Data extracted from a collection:

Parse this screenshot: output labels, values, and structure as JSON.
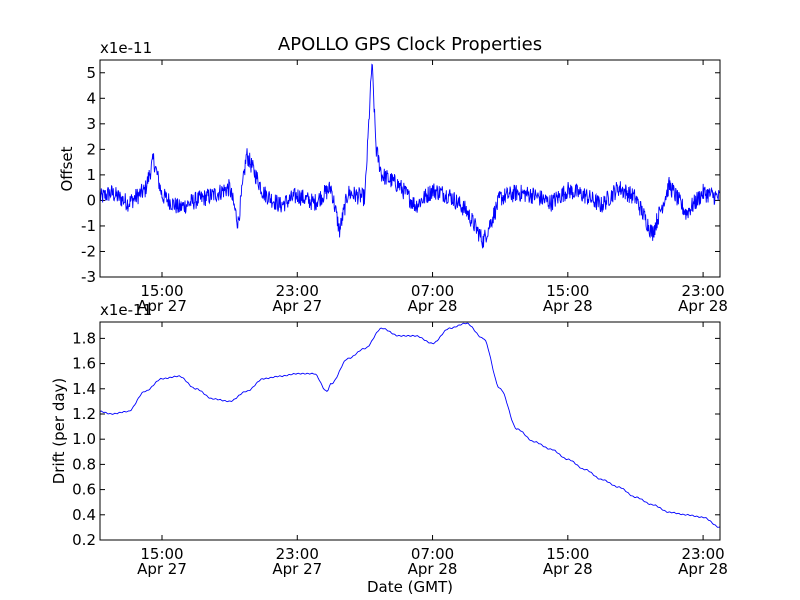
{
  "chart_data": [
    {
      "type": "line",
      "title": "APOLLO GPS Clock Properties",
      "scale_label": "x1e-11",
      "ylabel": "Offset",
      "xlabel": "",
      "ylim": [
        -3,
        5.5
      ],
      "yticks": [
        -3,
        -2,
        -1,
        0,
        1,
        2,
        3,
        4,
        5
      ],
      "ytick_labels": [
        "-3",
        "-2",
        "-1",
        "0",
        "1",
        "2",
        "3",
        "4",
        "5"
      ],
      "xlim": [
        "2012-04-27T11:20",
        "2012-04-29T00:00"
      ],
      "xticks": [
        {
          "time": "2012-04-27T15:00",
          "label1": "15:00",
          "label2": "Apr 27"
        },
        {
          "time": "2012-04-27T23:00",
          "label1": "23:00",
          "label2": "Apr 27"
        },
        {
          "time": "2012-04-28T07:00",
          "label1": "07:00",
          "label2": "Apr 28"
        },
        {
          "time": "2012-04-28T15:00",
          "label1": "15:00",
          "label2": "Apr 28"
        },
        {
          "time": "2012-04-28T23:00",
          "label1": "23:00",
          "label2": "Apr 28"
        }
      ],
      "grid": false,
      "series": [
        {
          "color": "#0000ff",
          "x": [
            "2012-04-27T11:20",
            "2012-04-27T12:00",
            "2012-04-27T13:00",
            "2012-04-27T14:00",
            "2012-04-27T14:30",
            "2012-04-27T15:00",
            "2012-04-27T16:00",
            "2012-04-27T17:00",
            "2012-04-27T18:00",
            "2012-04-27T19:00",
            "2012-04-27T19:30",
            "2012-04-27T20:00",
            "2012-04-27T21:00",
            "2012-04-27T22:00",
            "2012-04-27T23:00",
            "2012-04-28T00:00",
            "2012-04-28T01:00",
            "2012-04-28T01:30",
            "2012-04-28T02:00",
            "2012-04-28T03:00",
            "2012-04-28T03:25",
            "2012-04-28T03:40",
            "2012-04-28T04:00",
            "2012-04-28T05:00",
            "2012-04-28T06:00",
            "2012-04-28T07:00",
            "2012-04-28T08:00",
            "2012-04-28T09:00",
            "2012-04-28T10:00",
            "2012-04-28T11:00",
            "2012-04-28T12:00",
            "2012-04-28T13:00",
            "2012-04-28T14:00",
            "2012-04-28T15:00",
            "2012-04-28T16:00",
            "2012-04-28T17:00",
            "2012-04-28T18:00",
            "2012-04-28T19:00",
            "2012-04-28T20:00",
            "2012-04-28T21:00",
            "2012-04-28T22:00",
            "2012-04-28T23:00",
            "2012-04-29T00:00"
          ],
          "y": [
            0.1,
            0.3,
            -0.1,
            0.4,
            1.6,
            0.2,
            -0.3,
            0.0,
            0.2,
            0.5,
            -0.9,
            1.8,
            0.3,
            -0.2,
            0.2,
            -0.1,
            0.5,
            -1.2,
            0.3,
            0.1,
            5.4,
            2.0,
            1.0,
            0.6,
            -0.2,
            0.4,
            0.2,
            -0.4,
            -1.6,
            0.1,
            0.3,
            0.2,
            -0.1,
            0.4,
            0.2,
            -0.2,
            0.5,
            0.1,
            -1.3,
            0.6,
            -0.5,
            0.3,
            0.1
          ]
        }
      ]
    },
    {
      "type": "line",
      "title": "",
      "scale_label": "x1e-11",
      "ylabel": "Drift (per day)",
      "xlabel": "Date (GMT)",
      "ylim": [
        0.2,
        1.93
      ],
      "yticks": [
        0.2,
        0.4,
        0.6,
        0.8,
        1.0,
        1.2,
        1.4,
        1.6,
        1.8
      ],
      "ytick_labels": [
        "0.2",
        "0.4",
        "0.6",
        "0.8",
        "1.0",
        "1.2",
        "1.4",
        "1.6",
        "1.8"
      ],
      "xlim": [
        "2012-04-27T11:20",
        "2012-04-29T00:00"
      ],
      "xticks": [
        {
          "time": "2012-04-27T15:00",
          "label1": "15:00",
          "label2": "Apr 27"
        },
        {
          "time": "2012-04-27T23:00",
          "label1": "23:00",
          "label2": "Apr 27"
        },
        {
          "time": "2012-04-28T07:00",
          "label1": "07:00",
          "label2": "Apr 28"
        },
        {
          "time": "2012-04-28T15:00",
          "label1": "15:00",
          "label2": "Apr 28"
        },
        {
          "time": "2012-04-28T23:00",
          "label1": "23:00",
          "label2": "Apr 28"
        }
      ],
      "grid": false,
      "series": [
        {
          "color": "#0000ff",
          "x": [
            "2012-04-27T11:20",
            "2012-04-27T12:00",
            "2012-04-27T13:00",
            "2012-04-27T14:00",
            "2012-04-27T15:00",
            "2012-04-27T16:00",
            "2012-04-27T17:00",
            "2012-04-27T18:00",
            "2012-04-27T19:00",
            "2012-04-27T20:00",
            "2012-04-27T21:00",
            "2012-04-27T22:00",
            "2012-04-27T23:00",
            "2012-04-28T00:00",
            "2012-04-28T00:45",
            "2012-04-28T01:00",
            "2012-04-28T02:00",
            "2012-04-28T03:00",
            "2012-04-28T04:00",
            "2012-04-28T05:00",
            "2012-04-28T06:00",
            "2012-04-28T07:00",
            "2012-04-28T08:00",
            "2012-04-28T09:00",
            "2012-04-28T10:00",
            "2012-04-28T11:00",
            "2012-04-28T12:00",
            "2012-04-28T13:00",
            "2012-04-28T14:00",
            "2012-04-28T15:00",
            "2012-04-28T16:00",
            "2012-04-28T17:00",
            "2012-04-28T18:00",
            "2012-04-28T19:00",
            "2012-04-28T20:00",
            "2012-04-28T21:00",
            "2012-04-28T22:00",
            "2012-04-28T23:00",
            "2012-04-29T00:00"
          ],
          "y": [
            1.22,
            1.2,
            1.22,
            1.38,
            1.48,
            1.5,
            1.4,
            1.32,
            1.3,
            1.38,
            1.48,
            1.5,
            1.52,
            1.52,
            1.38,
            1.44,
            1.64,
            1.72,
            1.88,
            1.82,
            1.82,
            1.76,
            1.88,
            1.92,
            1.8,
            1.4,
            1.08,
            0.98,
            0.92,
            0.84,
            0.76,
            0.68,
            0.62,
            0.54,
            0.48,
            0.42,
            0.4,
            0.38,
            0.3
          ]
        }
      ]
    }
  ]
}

==

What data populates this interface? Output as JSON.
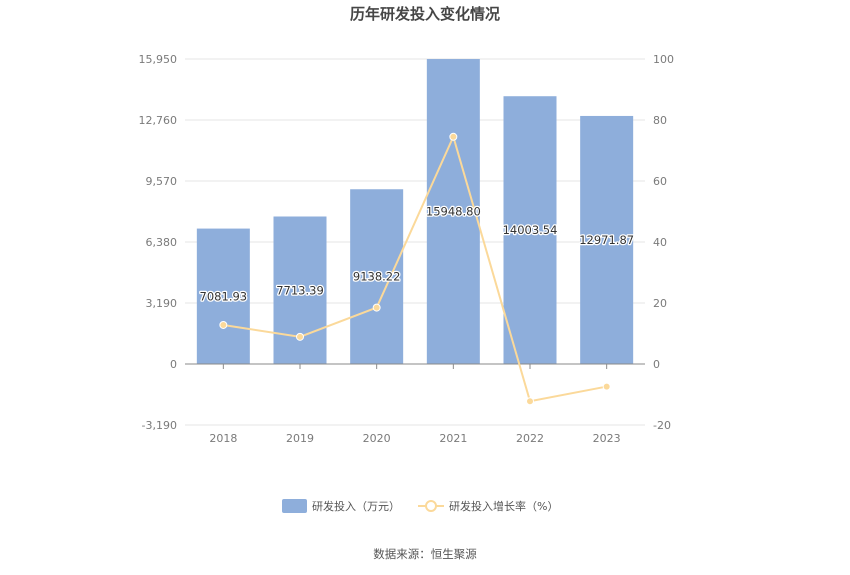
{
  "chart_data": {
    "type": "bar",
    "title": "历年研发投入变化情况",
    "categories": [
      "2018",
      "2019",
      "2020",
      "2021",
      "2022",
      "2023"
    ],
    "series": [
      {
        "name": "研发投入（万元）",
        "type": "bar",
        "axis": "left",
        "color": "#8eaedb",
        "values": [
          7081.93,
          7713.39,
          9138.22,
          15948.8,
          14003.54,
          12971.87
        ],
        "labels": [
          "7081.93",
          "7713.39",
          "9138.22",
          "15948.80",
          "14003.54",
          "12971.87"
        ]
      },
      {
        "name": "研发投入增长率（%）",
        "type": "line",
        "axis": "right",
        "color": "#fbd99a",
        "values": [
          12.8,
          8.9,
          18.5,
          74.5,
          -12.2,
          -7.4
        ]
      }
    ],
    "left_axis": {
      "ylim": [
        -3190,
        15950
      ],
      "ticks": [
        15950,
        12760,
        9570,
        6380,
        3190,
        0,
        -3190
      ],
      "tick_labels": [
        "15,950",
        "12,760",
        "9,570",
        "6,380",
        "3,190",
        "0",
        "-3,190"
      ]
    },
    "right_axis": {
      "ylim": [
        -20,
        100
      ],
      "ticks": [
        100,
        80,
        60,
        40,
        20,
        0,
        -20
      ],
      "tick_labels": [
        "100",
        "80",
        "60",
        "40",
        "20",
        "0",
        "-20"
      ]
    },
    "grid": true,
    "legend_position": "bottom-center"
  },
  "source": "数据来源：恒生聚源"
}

= Short problem =
Copy out all lines above that include the string "title".

= Solution =
      "title": "APOLLO GPS Clock Properties",
      "title": "",
    "title": "历年研发投入变化情况",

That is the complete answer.